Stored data
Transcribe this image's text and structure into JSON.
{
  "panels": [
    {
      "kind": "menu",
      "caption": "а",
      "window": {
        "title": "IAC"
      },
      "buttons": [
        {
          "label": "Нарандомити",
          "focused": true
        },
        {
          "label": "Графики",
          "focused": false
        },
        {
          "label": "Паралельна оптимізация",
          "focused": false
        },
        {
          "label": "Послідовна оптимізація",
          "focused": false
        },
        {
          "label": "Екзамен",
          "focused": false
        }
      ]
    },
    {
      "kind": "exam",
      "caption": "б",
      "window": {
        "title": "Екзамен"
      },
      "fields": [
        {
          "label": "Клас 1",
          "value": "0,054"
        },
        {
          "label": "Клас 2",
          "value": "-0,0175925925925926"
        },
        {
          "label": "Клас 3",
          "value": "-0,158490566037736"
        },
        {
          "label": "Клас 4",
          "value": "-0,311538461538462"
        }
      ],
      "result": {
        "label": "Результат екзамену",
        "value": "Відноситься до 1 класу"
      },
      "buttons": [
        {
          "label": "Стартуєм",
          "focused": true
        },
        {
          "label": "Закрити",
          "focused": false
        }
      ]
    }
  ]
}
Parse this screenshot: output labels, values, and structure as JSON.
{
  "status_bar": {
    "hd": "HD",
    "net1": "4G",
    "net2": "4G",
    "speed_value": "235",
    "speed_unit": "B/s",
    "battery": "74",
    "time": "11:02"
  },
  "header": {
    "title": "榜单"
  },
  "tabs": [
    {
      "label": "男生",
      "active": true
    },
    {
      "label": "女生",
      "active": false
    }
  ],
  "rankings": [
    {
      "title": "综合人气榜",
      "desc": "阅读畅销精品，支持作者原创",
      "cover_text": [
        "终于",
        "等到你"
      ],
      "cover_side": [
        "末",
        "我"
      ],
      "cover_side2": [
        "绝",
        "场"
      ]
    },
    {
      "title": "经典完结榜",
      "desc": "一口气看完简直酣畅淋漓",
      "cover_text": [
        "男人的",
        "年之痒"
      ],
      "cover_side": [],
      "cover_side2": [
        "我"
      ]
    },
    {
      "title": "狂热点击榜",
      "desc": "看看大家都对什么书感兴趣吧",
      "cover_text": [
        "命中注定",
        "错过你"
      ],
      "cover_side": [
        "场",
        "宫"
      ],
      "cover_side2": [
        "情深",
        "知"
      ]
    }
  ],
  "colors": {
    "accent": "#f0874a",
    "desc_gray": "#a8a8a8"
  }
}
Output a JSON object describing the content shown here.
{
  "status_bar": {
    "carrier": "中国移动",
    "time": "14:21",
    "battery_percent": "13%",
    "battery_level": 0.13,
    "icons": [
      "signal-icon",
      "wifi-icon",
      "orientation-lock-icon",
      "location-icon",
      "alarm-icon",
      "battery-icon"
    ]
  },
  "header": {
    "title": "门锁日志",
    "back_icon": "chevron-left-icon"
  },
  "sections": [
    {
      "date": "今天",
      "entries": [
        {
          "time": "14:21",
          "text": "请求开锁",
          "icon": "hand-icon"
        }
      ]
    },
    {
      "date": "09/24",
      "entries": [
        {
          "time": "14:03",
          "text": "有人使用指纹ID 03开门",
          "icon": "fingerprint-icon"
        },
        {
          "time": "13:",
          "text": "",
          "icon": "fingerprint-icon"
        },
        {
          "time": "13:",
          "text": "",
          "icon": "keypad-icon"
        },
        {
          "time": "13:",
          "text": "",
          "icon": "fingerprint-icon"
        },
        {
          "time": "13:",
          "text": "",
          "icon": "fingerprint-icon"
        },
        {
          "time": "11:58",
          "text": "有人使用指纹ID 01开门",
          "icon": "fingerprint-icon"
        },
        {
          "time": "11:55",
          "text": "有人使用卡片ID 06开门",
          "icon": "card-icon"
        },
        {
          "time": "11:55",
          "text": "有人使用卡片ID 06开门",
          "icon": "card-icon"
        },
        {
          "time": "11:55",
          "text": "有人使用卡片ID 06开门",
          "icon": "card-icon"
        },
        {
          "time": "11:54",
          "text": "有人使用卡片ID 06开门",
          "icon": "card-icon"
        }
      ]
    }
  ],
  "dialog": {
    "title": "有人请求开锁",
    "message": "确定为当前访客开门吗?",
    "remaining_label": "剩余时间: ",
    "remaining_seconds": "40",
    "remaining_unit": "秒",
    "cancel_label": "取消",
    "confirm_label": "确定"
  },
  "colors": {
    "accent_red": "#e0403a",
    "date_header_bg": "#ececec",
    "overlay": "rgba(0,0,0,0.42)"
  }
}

■ EXERCISE OBJECTIVE ■
Above are some records. Print them all exactly.

■ EXERCISE RESULT ■
Transcribe this image's text and structure into JSON.
{
  "panels": [
    {
      "kind": "menu",
      "caption": "а",
      "window": {
        "title": "IAC"
      },
      "buttons": [
        {
          "label": "Нарандомити",
          "focused": true
        },
        {
          "label": "Графики",
          "focused": false
        },
        {
          "label": "Паралельна оптимізация",
          "focused": false
        },
        {
          "label": "Послідовна оптимізація",
          "focused": false
        },
        {
          "label": "Екзамен",
          "focused": false
        }
      ]
    },
    {
      "kind": "exam",
      "caption": "б",
      "window": {
        "title": "Екзамен"
      },
      "fields": [
        {
          "label": "Клас 1",
          "value": "0,054"
        },
        {
          "label": "Клас 2",
          "value": "-0,0175925925925926"
        },
        {
          "label": "Клас 3",
          "value": "-0,158490566037736"
        },
        {
          "label": "Клас 4",
          "value": "-0,311538461538462"
        }
      ],
      "result": {
        "label": "Результат екзамену",
        "value": "Відноситься до 1 класу"
      },
      "buttons": [
        {
          "label": "Стартуєм",
          "focused": true
        },
        {
          "label": "Закрити",
          "focused": false
        }
      ]
    }
  ]
}
Parse this screenshot: output labels, values, and structure as JSON.
{
  "status_bar": {
    "hd": "HD",
    "net1": "4G",
    "net2": "4G",
    "speed_value": "235",
    "speed_unit": "B/s",
    "battery": "74",
    "time": "11:02"
  },
  "header": {
    "title": "榜单"
  },
  "tabs": [
    {
      "label": "男生",
      "active": true
    },
    {
      "label": "女生",
      "active": false
    }
  ],
  "rankings": [
    {
      "title": "综合人气榜",
      "desc": "阅读畅销精品，支持作者原创",
      "cover_text": [
        "终于",
        "等到你"
      ],
      "cover_side": [
        "末",
        "我"
      ],
      "cover_side2": [
        "绝",
        "场"
      ]
    },
    {
      "title": "经典完结榜",
      "desc": "一口气看完简直酣畅淋漓",
      "cover_text": [
        "男人的",
        "年之痒"
      ],
      "cover_side": [],
      "cover_side2": [
        "我"
      ]
    },
    {
      "title": "狂热点击榜",
      "desc": "看看大家都对什么书感兴趣吧",
      "cover_text": [
        "命中注定",
        "错过你"
      ],
      "cover_side": [
        "场",
        "宫"
      ],
      "cover_side2": [
        "情深",
        "知"
      ]
    }
  ],
  "colors": {
    "accent": "#f0874a",
    "desc_gray": "#a8a8a8"
  }
}
Output a JSON object describing the content shown here.
{
  "status_bar": {
    "carrier": "中国移动",
    "time": "14:21",
    "battery_percent": "13%",
    "battery_level": 0.13,
    "icons": [
      "signal-icon",
      "wifi-icon",
      "orientation-lock-icon",
      "location-icon",
      "alarm-icon",
      "battery-icon"
    ]
  },
  "header": {
    "title": "门锁日志",
    "back_icon": "chevron-left-icon"
  },
  "sections": [
    {
      "date": "今天",
      "entries": [
        {
          "time": "14:21",
          "text": "请求开锁",
          "icon": "hand-icon"
        }
      ]
    },
    {
      "date": "09/24",
      "entries": [
        {
          "time": "14:03",
          "text": "有人使用指纹ID 03开门",
          "icon": "fingerprint-icon"
        },
        {
          "time": "13:",
          "text": "",
          "icon": "fingerprint-icon"
        },
        {
          "time": "13:",
          "text": "",
          "icon": "keypad-icon"
        },
        {
          "time": "13:",
          "text": "",
          "icon": "fingerprint-icon"
        },
        {
          "time": "13:",
          "text": "",
          "icon": "fingerprint-icon"
        },
        {
          "time": "11:58",
          "text": "有人使用指纹ID 01开门",
          "icon": "fingerprint-icon"
        },
        {
          "time": "11:55",
          "text": "有人使用卡片ID 06开门",
          "icon": "card-icon"
        },
        {
          "time": "11:55",
          "text": "有人使用卡片ID 06开门",
          "icon": "card-icon"
        },
        {
          "time": "11:55",
          "text": "有人使用卡片ID 06开门",
          "icon": "card-icon"
        },
        {
          "time": "11:54",
          "text": "有人使用卡片ID 06开门",
          "icon": "card-icon"
        }
      ]
    }
  ],
  "dialog": {
    "title": "有人请求开锁",
    "message": "确定为当前访客开门吗?",
    "remaining_label": "剩余时间: ",
    "remaining_seconds": "40",
    "remaining_unit": "秒",
    "cancel_label": "取消",
    "confirm_label": "确定"
  },
  "colors": {
    "accent_red": "#e0403a",
    "date_header_bg": "#ececec",
    "overlay": "rgba(0,0,0,0.42)"
  }
}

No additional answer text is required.